- _EXCERPT PROVIDED_
• • • •

English settlers in the Chesapeake found themselves, like New Englanders, periodically in conflict with Native Americans. The colonial enterprise in the Chesapeake differed from that of New England, however, in that the people who settled Jamestown, and their Virginia Company overseers in England, were not infused with zeal born of a sense of religious destiny. The prospect of commercial profit weighed more heavily than religion in their calculation of reasons to carry forward the colonial enterprise. That did not mean, however, that religion was unimportant in Virginia and the surrounding plantation territories. Keenly aware that the work of building a colony required the realization of some measure of order, discipline, and common cause among the persons involved, officials at Jamestown and elsewhere in the region enforced religious statues that served the purpose, at least in their minds, of fostering progress toward those goals. An early instance of the subsequent codes governing behavior were the statutes enforced under Governor Thomas Dale several years after the founding of the colony in 1607. Dale considered the English undertaking in Virginia to be a species of “religious warfare” that involved the enforcement of severe penalties for immoral behavior among the settlers as much as battle against the Indians. Dale’s laws represented intolerance of any drift from Anglican moral standards or theological tenets. Heresy, the public pronouncement of religious ideas contrary to Anglican theology, was punishable by death. Although the standard for behavior for colonists became less rigid over time, the tone of that earliest code set the terms for Protestant thinking about Catholics who settled nearby Maryland (as well as others who came later). By the end of the seventeenth century in Maryland, with Catholics a religious minority, the Church of England officially established, and Virginia exercising de facto rule of the colony, Catholics there suffered under the enforcement of statutes that forbade them from holding office, voting, or worshipping publicly. The anti-Catholic mood was still strong in the colonies when the Georgia charter of 1732 forbade Catholics the practice of their religion.

• • • •

- _EXTRACTED DATA_
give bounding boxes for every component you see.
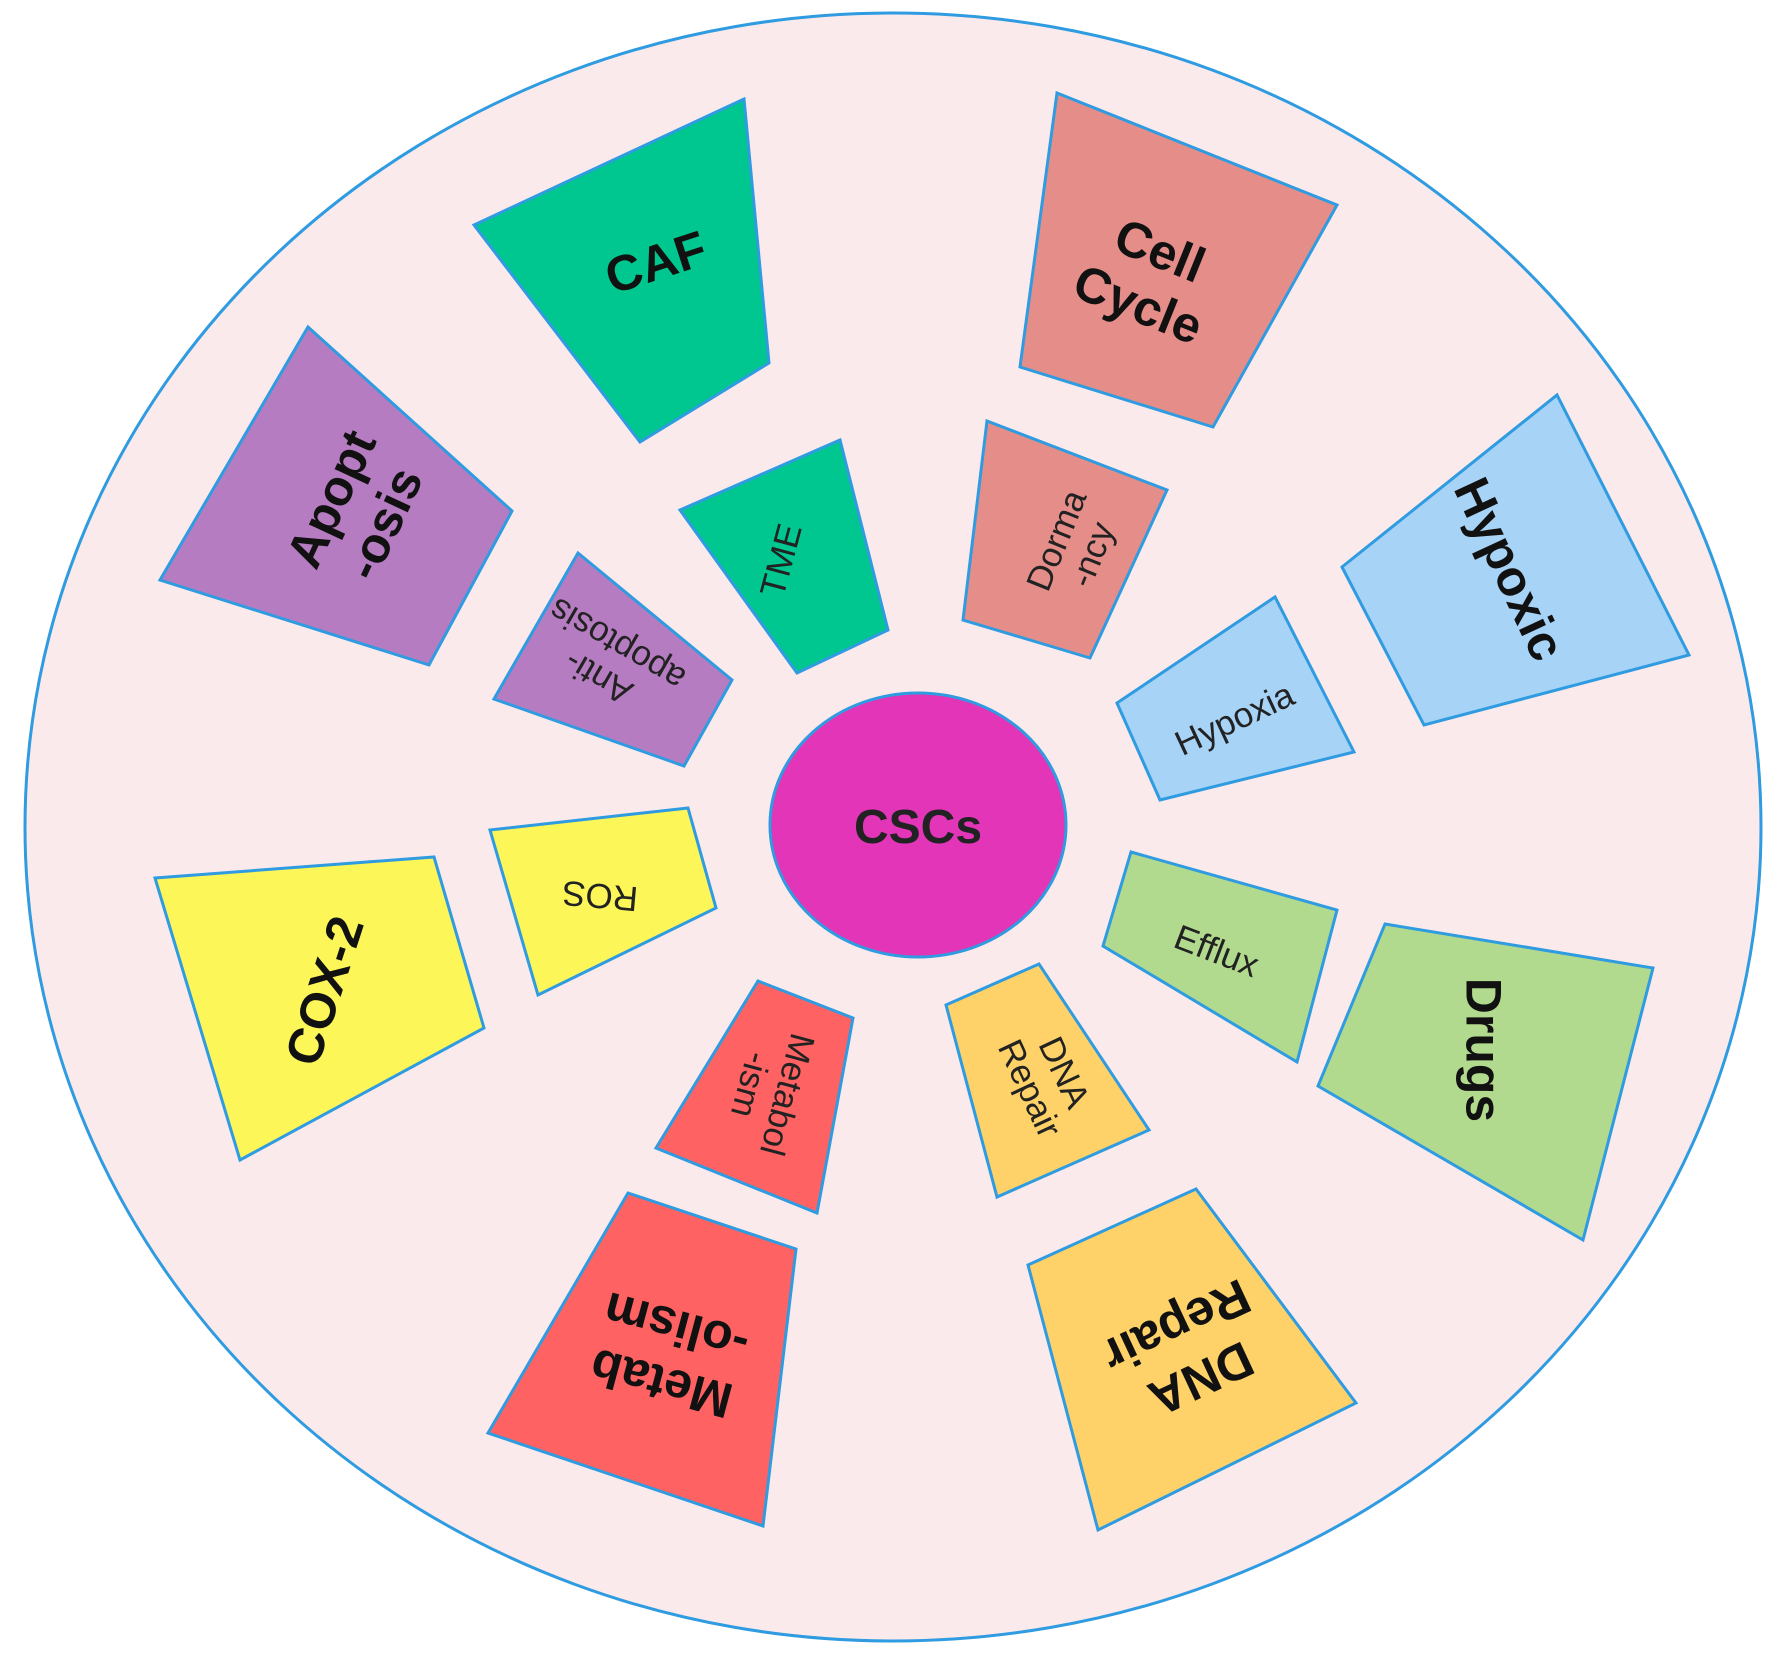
cell-cycle-inner-block bbox=[961, 418, 1170, 660]
center-label: CSCs bbox=[854, 801, 982, 854]
cox-2-inner-block bbox=[488, 806, 718, 998]
dna-repair-outer-block bbox=[1026, 1187, 1359, 1533]
drugs-inner-block bbox=[1101, 850, 1339, 1065]
caf-outer-block bbox=[471, 96, 771, 444]
cox-2-inner-label: ROS bbox=[561, 873, 640, 918]
drugs-outer-block bbox=[1316, 922, 1655, 1243]
cox-2-outer-block bbox=[153, 855, 486, 1163]
center-circle bbox=[768, 691, 1068, 959]
hypoxic-outer-block bbox=[1340, 392, 1692, 727]
drugs-outer-label: Drugs bbox=[1455, 978, 1511, 1122]
metabolism-outer-block bbox=[485, 1191, 798, 1529]
apoptosis-outer-block bbox=[157, 324, 514, 667]
apoptosis-inner-block bbox=[491, 550, 734, 768]
drugs-outer-label-line: Drugs bbox=[1455, 978, 1511, 1122]
dna-repair-inner-block bbox=[944, 962, 1152, 1200]
metabolism-inner-block bbox=[653, 979, 855, 1216]
hypoxic-inner-block bbox=[1115, 594, 1357, 802]
cell-cycle-outer-block bbox=[1018, 90, 1340, 429]
caf-inner-block bbox=[677, 437, 890, 675]
center-node: CSCs bbox=[768, 691, 1068, 959]
cox-2-inner-label-line: ROS bbox=[561, 873, 640, 918]
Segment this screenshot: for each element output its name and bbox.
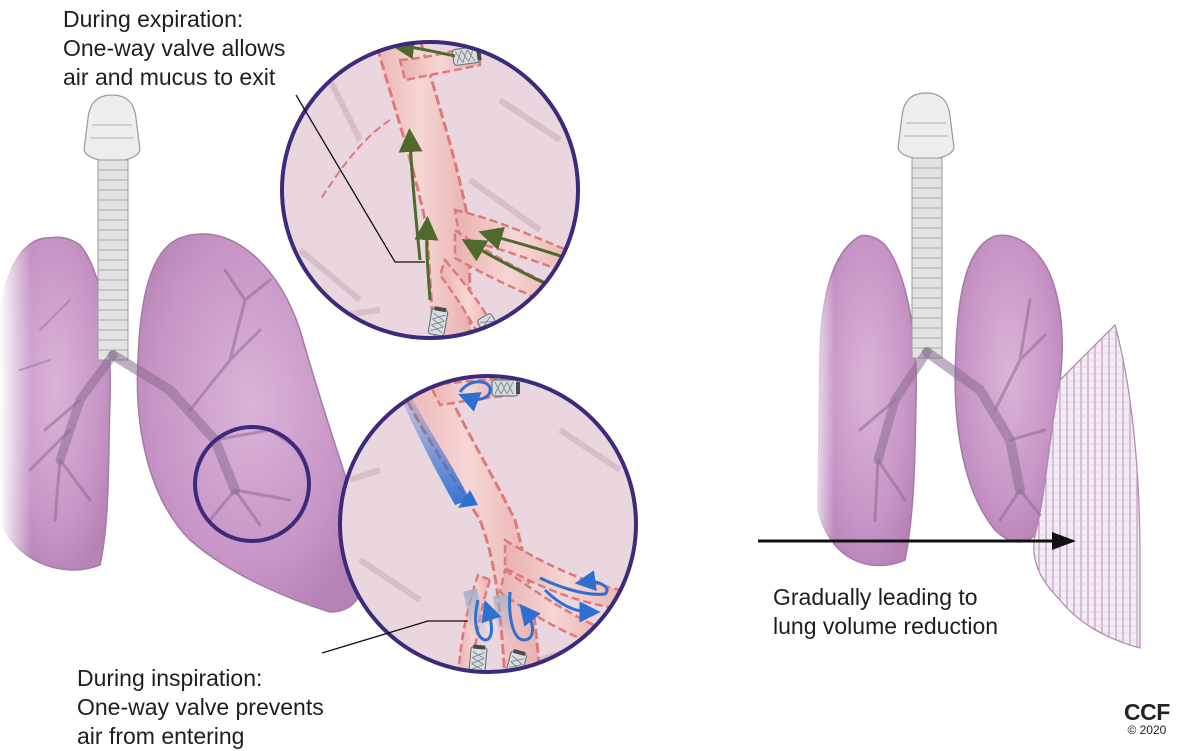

• • • •

- _TO BE DONE_
a - Answer these questions using the excerpt on religion in the Chesapeake colonies:
(i) In what year was the colony founded?
(ii) Under Dale's laws, what was the punishment for heresy?
(iii) Which colony's charter of 1732 forbade Catholics to practice their religion?
b - State the number of lines in the entries that contain the string "cell". Give only the number.
The excerpt on religion in the Chesapeake colonies and the entries are unrelated.

- _RESPONSES_
a -
(i) 1607
(ii) Death
(iii) Georgia

b - 2